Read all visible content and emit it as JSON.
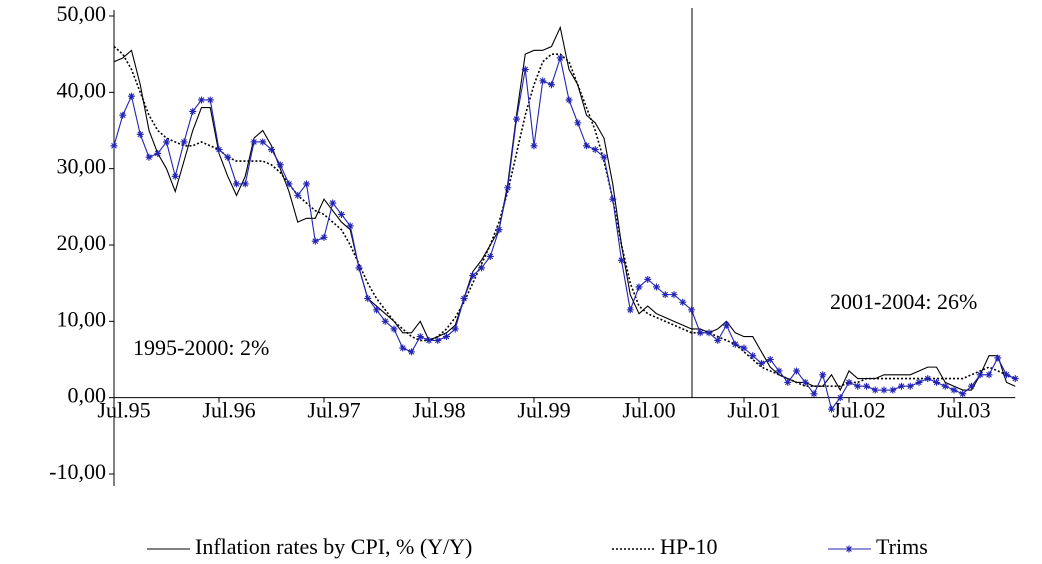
{
  "chart_data": {
    "type": "line",
    "annotations": [
      "1995-2000: 2%",
      "2001-2004: 26%"
    ],
    "categories": [
      "Jul.95",
      null,
      null,
      null,
      null,
      null,
      null,
      null,
      null,
      null,
      null,
      null,
      "Jul.96",
      null,
      null,
      null,
      null,
      null,
      null,
      null,
      null,
      null,
      null,
      null,
      "Jul.97",
      null,
      null,
      null,
      null,
      null,
      null,
      null,
      null,
      null,
      null,
      null,
      "Jul.98",
      null,
      null,
      null,
      null,
      null,
      null,
      null,
      null,
      null,
      null,
      null,
      "Jul.99",
      null,
      null,
      null,
      null,
      null,
      null,
      null,
      null,
      null,
      null,
      null,
      "Jul.00",
      null,
      null,
      null,
      null,
      null,
      null,
      null,
      null,
      null,
      null,
      null,
      "Jul.01",
      null,
      null,
      null,
      null,
      null,
      null,
      null,
      null,
      null,
      null,
      null,
      "Jul.02",
      null,
      null,
      null,
      null,
      null,
      null,
      null,
      null,
      null,
      null,
      null,
      "Jul.03",
      null,
      null,
      null,
      null,
      null,
      null,
      null
    ],
    "series": [
      {
        "name": "Inflation rates by CPI, % (Y/Y)",
        "color": "#000000",
        "style": "solid",
        "values": [
          44,
          44.5,
          45.5,
          41,
          35,
          32,
          30,
          27,
          31,
          35,
          38,
          38,
          32,
          29,
          26.5,
          29,
          34,
          35,
          33,
          30,
          27,
          23,
          23.5,
          23.5,
          26,
          24.5,
          23,
          22,
          17,
          13,
          12,
          11,
          10,
          8.5,
          8.5,
          10,
          7.5,
          8,
          8.5,
          9.5,
          13,
          16.5,
          18,
          20,
          22,
          28,
          37,
          45,
          45.5,
          45.5,
          46,
          48.5,
          43,
          41,
          37,
          36,
          34,
          28,
          20,
          13.5,
          11,
          12,
          11,
          10.5,
          10,
          9.5,
          9,
          9,
          8.5,
          9,
          10,
          8.5,
          8,
          8,
          6,
          4,
          3,
          2.5,
          2,
          2,
          1.5,
          1.5,
          3,
          1,
          3.5,
          2.5,
          2.5,
          2.5,
          3,
          3,
          3,
          3,
          3.5,
          4,
          4,
          2,
          1.5,
          1,
          1,
          3,
          5.5,
          5.5,
          2,
          1.5
        ]
      },
      {
        "name": "HP-10",
        "color": "#000000",
        "style": "dotted",
        "values": [
          46,
          45,
          43,
          40,
          37,
          35,
          34,
          33.5,
          33,
          33,
          33.5,
          33,
          32.5,
          31.5,
          31,
          31,
          31,
          31,
          30.5,
          29.5,
          28,
          26.5,
          25.5,
          24.5,
          24,
          23,
          22,
          20,
          17.5,
          15,
          13,
          11.5,
          10,
          9,
          8,
          7.5,
          7.5,
          8,
          9,
          10.5,
          12.5,
          15,
          17.5,
          20,
          23,
          27,
          32,
          37,
          41,
          44,
          45,
          45,
          44,
          41,
          38,
          35,
          31,
          26,
          20,
          15,
          12,
          11,
          10.5,
          10,
          9.5,
          9,
          8.5,
          8.5,
          8.5,
          8,
          7.5,
          7,
          6,
          5,
          4,
          3.5,
          3,
          2.5,
          2,
          1.5,
          1.5,
          1.5,
          1.5,
          1.5,
          2,
          2,
          2.5,
          2.5,
          2.5,
          2.5,
          2.5,
          2.5,
          2.5,
          2.5,
          2.5,
          2.5,
          2.5,
          2.5,
          3,
          3.5,
          4,
          3.5,
          3,
          2.5
        ]
      },
      {
        "name": "Trims",
        "color": "#2323b4",
        "style": "solid",
        "marker": "star",
        "values": [
          33,
          37,
          39.5,
          34.5,
          31.5,
          32,
          33.5,
          29,
          33.5,
          37.5,
          39,
          39,
          32.5,
          31.5,
          28,
          28,
          33.5,
          33.5,
          32.5,
          30.5,
          28,
          26.5,
          28,
          20.5,
          21,
          25.5,
          24,
          22.5,
          17,
          13,
          11.5,
          10,
          9,
          6.5,
          6,
          8,
          7.5,
          7.5,
          8,
          9,
          13,
          16,
          17,
          18.5,
          22,
          27.5,
          36.5,
          43,
          33,
          41.5,
          41,
          44.5,
          39,
          36,
          33,
          32.5,
          31.5,
          26,
          18,
          11.5,
          14.5,
          15.5,
          14.5,
          13.5,
          13.5,
          12.5,
          11.5,
          8.5,
          8.5,
          7.5,
          9.5,
          7,
          6.5,
          5.5,
          4.5,
          5,
          3.5,
          2,
          3.5,
          2,
          0.5,
          3,
          -1.5,
          0,
          2,
          1.5,
          1.5,
          1,
          1,
          1,
          1.5,
          1.5,
          2,
          2.5,
          2,
          1.5,
          1,
          0.5,
          1.5,
          3,
          3,
          5.2,
          3,
          2.5
        ]
      }
    ],
    "ylim": [
      -10,
      50
    ],
    "yticks": [
      {
        "value": -10,
        "label": "-10,00"
      },
      {
        "value": 0,
        "label": "0,00"
      },
      {
        "value": 10,
        "label": "10,00"
      },
      {
        "value": 20,
        "label": "20,00"
      },
      {
        "value": 30,
        "label": "30,00"
      },
      {
        "value": 40,
        "label": "40,00"
      },
      {
        "value": 50,
        "label": "50,00"
      }
    ],
    "grid": false
  }
}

####

## Your objective
Transcribe the records above exactly, omitting every picture they contain.

## The output
Read all visible content and emit it as JSON.
{
  "chart_data": {
    "type": "line",
    "annotations": [
      "1995-2000: 2%",
      "2001-2004: 26%"
    ],
    "categories": [
      "Jul.95",
      null,
      null,
      null,
      null,
      null,
      null,
      null,
      null,
      null,
      null,
      null,
      "Jul.96",
      null,
      null,
      null,
      null,
      null,
      null,
      null,
      null,
      null,
      null,
      null,
      "Jul.97",
      null,
      null,
      null,
      null,
      null,
      null,
      null,
      null,
      null,
      null,
      null,
      "Jul.98",
      null,
      null,
      null,
      null,
      null,
      null,
      null,
      null,
      null,
      null,
      null,
      "Jul.99",
      null,
      null,
      null,
      null,
      null,
      null,
      null,
      null,
      null,
      null,
      null,
      "Jul.00",
      null,
      null,
      null,
      null,
      null,
      null,
      null,
      null,
      null,
      null,
      null,
      "Jul.01",
      null,
      null,
      null,
      null,
      null,
      null,
      null,
      null,
      null,
      null,
      null,
      "Jul.02",
      null,
      null,
      null,
      null,
      null,
      null,
      null,
      null,
      null,
      null,
      null,
      "Jul.03",
      null,
      null,
      null,
      null,
      null,
      null,
      null
    ],
    "series": [
      {
        "name": "Inflation rates by CPI, % (Y/Y)",
        "color": "#000000",
        "style": "solid",
        "values": [
          44,
          44.5,
          45.5,
          41,
          35,
          32,
          30,
          27,
          31,
          35,
          38,
          38,
          32,
          29,
          26.5,
          29,
          34,
          35,
          33,
          30,
          27,
          23,
          23.5,
          23.5,
          26,
          24.5,
          23,
          22,
          17,
          13,
          12,
          11,
          10,
          8.5,
          8.5,
          10,
          7.5,
          8,
          8.5,
          9.5,
          13,
          16.5,
          18,
          20,
          22,
          28,
          37,
          45,
          45.5,
          45.5,
          46,
          48.5,
          43,
          41,
          37,
          36,
          34,
          28,
          20,
          13.5,
          11,
          12,
          11,
          10.5,
          10,
          9.5,
          9,
          9,
          8.5,
          9,
          10,
          8.5,
          8,
          8,
          6,
          4,
          3,
          2.5,
          2,
          2,
          1.5,
          1.5,
          3,
          1,
          3.5,
          2.5,
          2.5,
          2.5,
          3,
          3,
          3,
          3,
          3.5,
          4,
          4,
          2,
          1.5,
          1,
          1,
          3,
          5.5,
          5.5,
          2,
          1.5
        ]
      },
      {
        "name": "HP-10",
        "color": "#000000",
        "style": "dotted",
        "values": [
          46,
          45,
          43,
          40,
          37,
          35,
          34,
          33.5,
          33,
          33,
          33.5,
          33,
          32.5,
          31.5,
          31,
          31,
          31,
          31,
          30.5,
          29.5,
          28,
          26.5,
          25.5,
          24.5,
          24,
          23,
          22,
          20,
          17.5,
          15,
          13,
          11.5,
          10,
          9,
          8,
          7.5,
          7.5,
          8,
          9,
          10.5,
          12.5,
          15,
          17.5,
          20,
          23,
          27,
          32,
          37,
          41,
          44,
          45,
          45,
          44,
          41,
          38,
          35,
          31,
          26,
          20,
          15,
          12,
          11,
          10.5,
          10,
          9.5,
          9,
          8.5,
          8.5,
          8.5,
          8,
          7.5,
          7,
          6,
          5,
          4,
          3.5,
          3,
          2.5,
          2,
          1.5,
          1.5,
          1.5,
          1.5,
          1.5,
          2,
          2,
          2.5,
          2.5,
          2.5,
          2.5,
          2.5,
          2.5,
          2.5,
          2.5,
          2.5,
          2.5,
          2.5,
          2.5,
          3,
          3.5,
          4,
          3.5,
          3,
          2.5
        ]
      },
      {
        "name": "Trims",
        "color": "#2323b4",
        "style": "solid",
        "marker": "star",
        "values": [
          33,
          37,
          39.5,
          34.5,
          31.5,
          32,
          33.5,
          29,
          33.5,
          37.5,
          39,
          39,
          32.5,
          31.5,
          28,
          28,
          33.5,
          33.5,
          32.5,
          30.5,
          28,
          26.5,
          28,
          20.5,
          21,
          25.5,
          24,
          22.5,
          17,
          13,
          11.5,
          10,
          9,
          6.5,
          6,
          8,
          7.5,
          7.5,
          8,
          9,
          13,
          16,
          17,
          18.5,
          22,
          27.5,
          36.5,
          43,
          33,
          41.5,
          41,
          44.5,
          39,
          36,
          33,
          32.5,
          31.5,
          26,
          18,
          11.5,
          14.5,
          15.5,
          14.5,
          13.5,
          13.5,
          12.5,
          11.5,
          8.5,
          8.5,
          7.5,
          9.5,
          7,
          6.5,
          5.5,
          4.5,
          5,
          3.5,
          2,
          3.5,
          2,
          0.5,
          3,
          -1.5,
          0,
          2,
          1.5,
          1.5,
          1,
          1,
          1,
          1.5,
          1.5,
          2,
          2.5,
          2,
          1.5,
          1,
          0.5,
          1.5,
          3,
          3,
          5.2,
          3,
          2.5
        ]
      }
    ],
    "ylim": [
      -10,
      50
    ],
    "yticks": [
      {
        "value": -10,
        "label": "-10,00"
      },
      {
        "value": 0,
        "label": "0,00"
      },
      {
        "value": 10,
        "label": "10,00"
      },
      {
        "value": 20,
        "label": "20,00"
      },
      {
        "value": 30,
        "label": "30,00"
      },
      {
        "value": 40,
        "label": "40,00"
      },
      {
        "value": 50,
        "label": "50,00"
      }
    ],
    "grid": false
  }
}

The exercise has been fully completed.